▶ Written request
Send back the entries below exactly as they appear.

--- begin ---

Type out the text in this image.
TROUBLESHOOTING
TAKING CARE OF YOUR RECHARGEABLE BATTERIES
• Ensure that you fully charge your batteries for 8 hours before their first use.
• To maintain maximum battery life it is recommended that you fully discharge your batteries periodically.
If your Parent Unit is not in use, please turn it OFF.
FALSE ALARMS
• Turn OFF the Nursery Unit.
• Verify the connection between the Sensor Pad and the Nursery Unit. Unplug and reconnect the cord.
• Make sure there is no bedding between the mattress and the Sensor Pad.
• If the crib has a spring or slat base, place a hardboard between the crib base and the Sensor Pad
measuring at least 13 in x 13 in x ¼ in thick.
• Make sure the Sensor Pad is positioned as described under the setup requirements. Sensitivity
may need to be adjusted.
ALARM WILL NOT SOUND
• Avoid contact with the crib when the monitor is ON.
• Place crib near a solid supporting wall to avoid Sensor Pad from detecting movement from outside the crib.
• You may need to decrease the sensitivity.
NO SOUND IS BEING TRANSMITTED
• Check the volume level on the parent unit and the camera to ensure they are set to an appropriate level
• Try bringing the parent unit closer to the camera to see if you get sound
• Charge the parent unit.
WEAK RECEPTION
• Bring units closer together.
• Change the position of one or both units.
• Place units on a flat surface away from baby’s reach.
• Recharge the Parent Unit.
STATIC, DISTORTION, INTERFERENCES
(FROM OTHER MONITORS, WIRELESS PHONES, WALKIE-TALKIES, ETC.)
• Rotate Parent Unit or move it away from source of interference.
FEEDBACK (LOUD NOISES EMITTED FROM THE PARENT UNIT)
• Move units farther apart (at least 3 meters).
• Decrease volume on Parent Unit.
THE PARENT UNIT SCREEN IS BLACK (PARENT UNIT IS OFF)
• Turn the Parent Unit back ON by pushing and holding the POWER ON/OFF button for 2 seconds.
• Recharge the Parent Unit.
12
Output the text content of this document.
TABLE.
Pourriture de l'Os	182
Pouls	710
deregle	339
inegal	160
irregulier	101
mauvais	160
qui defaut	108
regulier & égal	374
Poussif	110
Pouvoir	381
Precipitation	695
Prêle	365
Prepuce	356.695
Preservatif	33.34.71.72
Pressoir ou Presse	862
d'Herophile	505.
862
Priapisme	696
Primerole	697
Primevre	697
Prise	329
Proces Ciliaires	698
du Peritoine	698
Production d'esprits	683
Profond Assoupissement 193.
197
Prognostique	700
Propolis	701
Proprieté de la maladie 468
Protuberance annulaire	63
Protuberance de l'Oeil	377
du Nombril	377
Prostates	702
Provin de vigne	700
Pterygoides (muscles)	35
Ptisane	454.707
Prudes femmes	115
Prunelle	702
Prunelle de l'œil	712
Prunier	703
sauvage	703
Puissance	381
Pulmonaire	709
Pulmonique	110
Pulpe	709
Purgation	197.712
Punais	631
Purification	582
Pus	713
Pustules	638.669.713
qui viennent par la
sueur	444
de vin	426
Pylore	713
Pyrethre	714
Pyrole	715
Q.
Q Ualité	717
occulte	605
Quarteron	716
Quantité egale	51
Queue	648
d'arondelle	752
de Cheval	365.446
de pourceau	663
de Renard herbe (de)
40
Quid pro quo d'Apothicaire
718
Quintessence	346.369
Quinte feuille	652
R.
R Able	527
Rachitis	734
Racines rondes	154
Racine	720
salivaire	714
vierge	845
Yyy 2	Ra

--- end ---

▶ Solution
Type out the text in this image.
TROUBLESHOOTING
TAKING CARE OF YOUR RECHARGEABLE BATTERIES
• Ensure that you fully charge your batteries for 8 hours before their first use.
• To maintain maximum battery life it is recommended that you fully discharge your batteries periodically.
If your Parent Unit is not in use, please turn it OFF.
FALSE ALARMS
• Turn OFF the Nursery Unit.
• Verify the connection between the Sensor Pad and the Nursery Unit. Unplug and reconnect the cord.
• Make sure there is no bedding between the mattress and the Sensor Pad.
• If the crib has a spring or slat base, place a hardboard between the crib base and the Sensor Pad
measuring at least 13 in x 13 in x ¼ in thick.
• Make sure the Sensor Pad is positioned as described under the setup requirements. Sensitivity
may need to be adjusted.
ALARM WILL NOT SOUND
• Avoid contact with the crib when the monitor is ON.
• Place crib near a solid supporting wall to avoid Sensor Pad from detecting movement from outside the crib.
• You may need to decrease the sensitivity.
NO SOUND IS BEING TRANSMITTED
• Check the volume level on the parent unit and the camera to ensure they are set to an appropriate level
• Try bringing the parent unit closer to the camera to see if you get sound
• Charge the parent unit.
WEAK RECEPTION
• Bring units closer together.
• Change the position of one or both units.
• Place units on a flat surface away from baby’s reach.
• Recharge the Parent Unit.
STATIC, DISTORTION, INTERFERENCES
(FROM OTHER MONITORS, WIRELESS PHONES, WALKIE-TALKIES, ETC.)
• Rotate Parent Unit or move it away from source of interference.
FEEDBACK (LOUD NOISES EMITTED FROM THE PARENT UNIT)
• Move units farther apart (at least 3 meters).
• Decrease volume on Parent Unit.
THE PARENT UNIT SCREEN IS BLACK (PARENT UNIT IS OFF)
• Turn the Parent Unit back ON by pushing and holding the POWER ON/OFF button for 2 seconds.
• Recharge the Parent Unit.
12
Output the text content of this document.
TABLE.
Pourriture de l'Os	182
Pouls	710
deregle	339
inegal	160
irregulier	101
mauvais	160
qui defaut	108
regulier & égal	374
Poussif	110
Pouvoir	381
Precipitation	695
Prêle	365
Prepuce	356.695
Preservatif	33.34.71.72
Pressoir ou Presse	862
d'Herophile	505.
862
Priapisme	696
Primerole	697
Primevre	697
Prise	329
Proces Ciliaires	698
du Peritoine	698
Production d'esprits	683
Profond Assoupissement 193.
197
Prognostique	700
Propolis	701
Proprieté de la maladie 468
Protuberance annulaire	63
Protuberance de l'Oeil	377
du Nombril	377
Prostates	702
Provin de vigne	700
Pterygoides (muscles)	35
Ptisane	454.707
Prudes femmes	115
Prunelle	702
Prunelle de l'œil	712
Prunier	703
sauvage	703
Puissance	381
Pulmonaire	709
Pulmonique	110
Pulpe	709
Purgation	197.712
Punais	631
Purification	582
Pus	713
Pustules	638.669.713
qui viennent par la
sueur	444
de vin	426
Pylore	713
Pyrethre	714
Pyrole	715
Q.
Q Ualité	717
occulte	605
Quarteron	716
Quantité egale	51
Queue	648
d'arondelle	752
de Cheval	365.446
de pourceau	663
de Renard herbe (de)
40
Quid pro quo d'Apothicaire
718
Quintessence	346.369
Quinte feuille	652
R.
R Able	527
Rachitis	734
Racines rondes	154
Racine	720
salivaire	714
vierge	845
Yyy 2	Ra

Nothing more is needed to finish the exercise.